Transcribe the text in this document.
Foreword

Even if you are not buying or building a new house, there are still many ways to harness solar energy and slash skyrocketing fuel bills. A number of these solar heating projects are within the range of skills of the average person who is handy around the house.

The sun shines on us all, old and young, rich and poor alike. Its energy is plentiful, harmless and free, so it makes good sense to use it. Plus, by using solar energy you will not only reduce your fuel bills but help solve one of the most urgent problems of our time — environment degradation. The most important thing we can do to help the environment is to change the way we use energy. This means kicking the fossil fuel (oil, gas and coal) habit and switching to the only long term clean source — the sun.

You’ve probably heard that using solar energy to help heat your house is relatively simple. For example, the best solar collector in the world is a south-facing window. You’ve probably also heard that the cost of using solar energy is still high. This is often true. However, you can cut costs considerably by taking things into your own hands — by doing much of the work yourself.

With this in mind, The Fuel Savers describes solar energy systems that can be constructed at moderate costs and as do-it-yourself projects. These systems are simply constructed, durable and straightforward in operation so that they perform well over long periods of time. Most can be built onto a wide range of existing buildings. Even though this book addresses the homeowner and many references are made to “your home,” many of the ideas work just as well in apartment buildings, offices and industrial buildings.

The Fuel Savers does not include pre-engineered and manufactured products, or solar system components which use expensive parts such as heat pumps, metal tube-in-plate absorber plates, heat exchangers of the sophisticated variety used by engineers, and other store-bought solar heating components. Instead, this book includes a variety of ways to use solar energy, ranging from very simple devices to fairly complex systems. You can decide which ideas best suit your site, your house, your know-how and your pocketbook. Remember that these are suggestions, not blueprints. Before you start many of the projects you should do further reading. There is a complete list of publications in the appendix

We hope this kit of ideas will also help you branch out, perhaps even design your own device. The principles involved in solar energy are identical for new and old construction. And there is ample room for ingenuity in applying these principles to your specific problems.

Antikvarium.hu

* THE EXERCISE *
Take the entries and copy them out exactly.

* CORRECT RESULT *
Transcribe the text in this document.
Foreword

Even if you are not buying or building a new house, there are still many ways to harness solar energy and slash skyrocketing fuel bills. A number of these solar heating projects are within the range of skills of the average person who is handy around the house.

The sun shines on us all, old and young, rich and poor alike. Its energy is plentiful, harmless and free, so it makes good sense to use it. Plus, by using solar energy you will not only reduce your fuel bills but help solve one of the most urgent problems of our time — environment degradation. The most important thing we can do to help the environment is to change the way we use energy. This means kicking the fossil fuel (oil, gas and coal) habit and switching to the only long term clean source — the sun.

You’ve probably heard that using solar energy to help heat your house is relatively simple. For example, the best solar collector in the world is a south-facing window. You’ve probably also heard that the cost of using solar energy is still high. This is often true. However, you can cut costs considerably by taking things into your own hands — by doing much of the work yourself.

With this in mind, The Fuel Savers describes solar energy systems that can be constructed at moderate costs and as do-it-yourself projects. These systems are simply constructed, durable and straightforward in operation so that they perform well over long periods of time. Most can be built onto a wide range of existing buildings. Even though this book addresses the homeowner and many references are made to “your home,” many of the ideas work just as well in apartment buildings, offices and industrial buildings.

The Fuel Savers does not include pre-engineered and manufactured products, or solar system components which use expensive parts such as heat pumps, metal tube-in-plate absorber plates, heat exchangers of the sophisticated variety used by engineers, and other store-bought solar heating components. Instead, this book includes a variety of ways to use solar energy, ranging from very simple devices to fairly complex systems. You can decide which ideas best suit your site, your house, your know-how and your pocketbook. Remember that these are suggestions, not blueprints. Before you start many of the projects you should do further reading. There is a complete list of publications in the appendix

We hope this kit of ideas will also help you branch out, perhaps even design your own device. The principles involved in solar energy are identical for new and old construction. And there is ample room for ingenuity in applying these principles to your specific problems.

Antikvarium.hu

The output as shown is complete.